▸ WRITTEN PROBLEM: Find every line below that contains the word "square" and copy it out.

▸ Stored data:
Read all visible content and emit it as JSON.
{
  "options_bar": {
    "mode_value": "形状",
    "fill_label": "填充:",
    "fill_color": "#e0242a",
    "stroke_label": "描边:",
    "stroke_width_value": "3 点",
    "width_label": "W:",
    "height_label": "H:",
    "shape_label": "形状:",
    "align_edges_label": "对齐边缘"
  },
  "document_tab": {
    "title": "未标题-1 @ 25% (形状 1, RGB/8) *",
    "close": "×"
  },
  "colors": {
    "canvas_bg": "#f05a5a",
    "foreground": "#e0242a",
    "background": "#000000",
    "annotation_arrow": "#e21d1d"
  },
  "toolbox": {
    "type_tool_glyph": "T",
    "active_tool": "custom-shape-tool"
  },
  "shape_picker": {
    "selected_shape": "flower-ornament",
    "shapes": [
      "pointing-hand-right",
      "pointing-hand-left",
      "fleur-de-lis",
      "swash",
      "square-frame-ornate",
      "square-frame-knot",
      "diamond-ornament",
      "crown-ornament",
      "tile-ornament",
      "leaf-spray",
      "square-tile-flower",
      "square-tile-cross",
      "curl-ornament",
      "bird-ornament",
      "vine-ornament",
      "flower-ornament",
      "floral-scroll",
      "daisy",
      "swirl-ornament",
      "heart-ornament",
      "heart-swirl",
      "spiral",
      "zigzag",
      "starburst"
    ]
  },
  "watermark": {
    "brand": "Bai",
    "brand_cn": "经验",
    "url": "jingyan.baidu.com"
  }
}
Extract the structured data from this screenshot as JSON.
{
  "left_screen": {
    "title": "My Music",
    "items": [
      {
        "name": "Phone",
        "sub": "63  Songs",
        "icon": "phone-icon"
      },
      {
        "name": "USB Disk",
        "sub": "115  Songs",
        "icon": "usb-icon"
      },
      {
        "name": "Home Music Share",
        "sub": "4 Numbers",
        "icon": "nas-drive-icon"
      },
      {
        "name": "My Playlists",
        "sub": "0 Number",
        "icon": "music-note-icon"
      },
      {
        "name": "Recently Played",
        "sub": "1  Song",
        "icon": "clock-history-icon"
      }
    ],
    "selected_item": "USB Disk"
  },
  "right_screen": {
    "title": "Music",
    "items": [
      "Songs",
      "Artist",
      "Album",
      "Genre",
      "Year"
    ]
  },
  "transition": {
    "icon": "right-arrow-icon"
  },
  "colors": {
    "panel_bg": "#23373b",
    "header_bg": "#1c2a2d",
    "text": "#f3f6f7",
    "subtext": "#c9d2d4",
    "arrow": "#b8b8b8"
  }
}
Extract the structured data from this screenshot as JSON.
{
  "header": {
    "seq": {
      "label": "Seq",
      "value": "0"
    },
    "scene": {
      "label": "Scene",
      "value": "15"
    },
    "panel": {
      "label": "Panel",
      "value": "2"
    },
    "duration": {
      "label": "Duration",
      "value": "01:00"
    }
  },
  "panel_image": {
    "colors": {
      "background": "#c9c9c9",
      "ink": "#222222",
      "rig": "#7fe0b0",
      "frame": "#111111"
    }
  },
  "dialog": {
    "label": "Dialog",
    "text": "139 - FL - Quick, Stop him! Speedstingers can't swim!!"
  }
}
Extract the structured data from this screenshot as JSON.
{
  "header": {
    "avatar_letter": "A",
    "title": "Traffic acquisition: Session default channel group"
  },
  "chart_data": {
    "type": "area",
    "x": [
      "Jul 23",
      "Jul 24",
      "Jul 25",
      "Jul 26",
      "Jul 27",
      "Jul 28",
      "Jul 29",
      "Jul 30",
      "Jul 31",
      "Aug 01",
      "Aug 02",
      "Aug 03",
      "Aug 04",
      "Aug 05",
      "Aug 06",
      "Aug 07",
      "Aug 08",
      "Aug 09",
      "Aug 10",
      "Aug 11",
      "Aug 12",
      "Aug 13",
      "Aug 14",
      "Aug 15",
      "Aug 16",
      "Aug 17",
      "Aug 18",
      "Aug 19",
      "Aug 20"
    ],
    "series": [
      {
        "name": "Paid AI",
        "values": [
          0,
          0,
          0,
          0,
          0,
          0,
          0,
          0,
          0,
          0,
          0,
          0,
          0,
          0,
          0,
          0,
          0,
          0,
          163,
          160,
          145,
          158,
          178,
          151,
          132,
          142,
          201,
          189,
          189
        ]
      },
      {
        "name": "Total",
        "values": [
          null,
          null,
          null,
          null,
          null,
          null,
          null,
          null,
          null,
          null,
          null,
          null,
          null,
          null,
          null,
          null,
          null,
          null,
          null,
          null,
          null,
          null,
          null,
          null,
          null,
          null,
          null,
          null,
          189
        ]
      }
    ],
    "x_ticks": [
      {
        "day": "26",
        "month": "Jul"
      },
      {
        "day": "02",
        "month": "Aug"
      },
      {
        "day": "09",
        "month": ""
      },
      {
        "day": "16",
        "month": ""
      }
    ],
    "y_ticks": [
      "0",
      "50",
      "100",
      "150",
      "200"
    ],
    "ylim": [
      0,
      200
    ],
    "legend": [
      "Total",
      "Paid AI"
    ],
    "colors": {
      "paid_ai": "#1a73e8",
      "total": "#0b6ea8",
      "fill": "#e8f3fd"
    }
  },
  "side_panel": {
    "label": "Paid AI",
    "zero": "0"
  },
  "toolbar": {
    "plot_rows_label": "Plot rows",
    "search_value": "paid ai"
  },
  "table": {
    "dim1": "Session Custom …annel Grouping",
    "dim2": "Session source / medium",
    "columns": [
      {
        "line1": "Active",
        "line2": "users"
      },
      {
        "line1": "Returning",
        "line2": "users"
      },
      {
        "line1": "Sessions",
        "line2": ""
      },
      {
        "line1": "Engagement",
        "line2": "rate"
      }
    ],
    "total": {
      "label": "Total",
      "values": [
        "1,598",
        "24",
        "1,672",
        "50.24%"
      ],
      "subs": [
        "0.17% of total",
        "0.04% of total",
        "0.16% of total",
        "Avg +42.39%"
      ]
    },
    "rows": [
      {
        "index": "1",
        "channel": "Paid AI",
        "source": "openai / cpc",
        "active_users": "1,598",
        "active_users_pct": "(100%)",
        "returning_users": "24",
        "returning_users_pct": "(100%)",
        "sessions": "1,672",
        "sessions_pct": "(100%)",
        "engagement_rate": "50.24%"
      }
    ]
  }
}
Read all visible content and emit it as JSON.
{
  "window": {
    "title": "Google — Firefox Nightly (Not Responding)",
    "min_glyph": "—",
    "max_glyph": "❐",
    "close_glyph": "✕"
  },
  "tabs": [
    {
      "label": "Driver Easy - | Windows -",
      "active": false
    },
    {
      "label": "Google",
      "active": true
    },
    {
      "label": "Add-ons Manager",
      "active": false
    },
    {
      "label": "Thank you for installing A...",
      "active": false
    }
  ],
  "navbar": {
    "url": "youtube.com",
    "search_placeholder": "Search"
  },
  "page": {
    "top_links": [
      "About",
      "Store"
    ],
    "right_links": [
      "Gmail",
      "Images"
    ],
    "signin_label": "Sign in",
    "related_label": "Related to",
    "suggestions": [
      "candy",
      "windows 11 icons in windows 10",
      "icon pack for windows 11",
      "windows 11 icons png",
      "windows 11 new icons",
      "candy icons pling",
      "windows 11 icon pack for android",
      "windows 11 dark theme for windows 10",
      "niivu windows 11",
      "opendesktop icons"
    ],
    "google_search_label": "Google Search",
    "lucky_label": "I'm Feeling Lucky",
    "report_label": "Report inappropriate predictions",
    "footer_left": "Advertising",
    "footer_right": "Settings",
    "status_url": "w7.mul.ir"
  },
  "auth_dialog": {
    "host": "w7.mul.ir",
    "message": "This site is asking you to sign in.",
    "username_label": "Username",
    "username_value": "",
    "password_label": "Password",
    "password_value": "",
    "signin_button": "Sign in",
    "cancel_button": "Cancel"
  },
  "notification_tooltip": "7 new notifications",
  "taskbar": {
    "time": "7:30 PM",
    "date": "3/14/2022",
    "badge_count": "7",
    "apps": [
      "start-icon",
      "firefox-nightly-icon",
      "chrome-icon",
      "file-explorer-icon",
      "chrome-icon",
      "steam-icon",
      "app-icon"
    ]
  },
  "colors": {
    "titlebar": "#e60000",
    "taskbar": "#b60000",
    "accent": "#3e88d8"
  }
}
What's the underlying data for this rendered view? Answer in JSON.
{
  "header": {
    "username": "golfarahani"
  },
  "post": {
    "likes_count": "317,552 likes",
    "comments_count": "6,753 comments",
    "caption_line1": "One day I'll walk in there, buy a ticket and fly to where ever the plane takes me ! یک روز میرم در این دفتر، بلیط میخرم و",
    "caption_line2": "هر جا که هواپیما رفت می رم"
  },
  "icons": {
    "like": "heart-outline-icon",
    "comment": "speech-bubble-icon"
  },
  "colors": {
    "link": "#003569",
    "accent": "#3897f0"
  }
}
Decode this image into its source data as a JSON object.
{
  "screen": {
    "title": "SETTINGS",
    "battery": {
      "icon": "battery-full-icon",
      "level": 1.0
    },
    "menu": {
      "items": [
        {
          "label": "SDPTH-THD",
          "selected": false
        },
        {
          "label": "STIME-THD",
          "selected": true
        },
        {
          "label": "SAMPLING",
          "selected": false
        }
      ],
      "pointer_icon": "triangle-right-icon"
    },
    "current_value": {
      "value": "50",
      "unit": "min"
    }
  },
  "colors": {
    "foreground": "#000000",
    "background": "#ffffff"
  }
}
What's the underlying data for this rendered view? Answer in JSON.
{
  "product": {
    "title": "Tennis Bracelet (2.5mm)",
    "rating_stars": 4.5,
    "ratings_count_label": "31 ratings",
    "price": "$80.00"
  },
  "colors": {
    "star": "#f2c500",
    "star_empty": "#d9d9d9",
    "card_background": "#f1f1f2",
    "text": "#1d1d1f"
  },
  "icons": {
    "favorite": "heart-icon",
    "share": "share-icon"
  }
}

▸ RESULT:
      "square-frame-ornate",
      "square-frame-knot",
      "square-tile-flower",
      "square-tile-cross",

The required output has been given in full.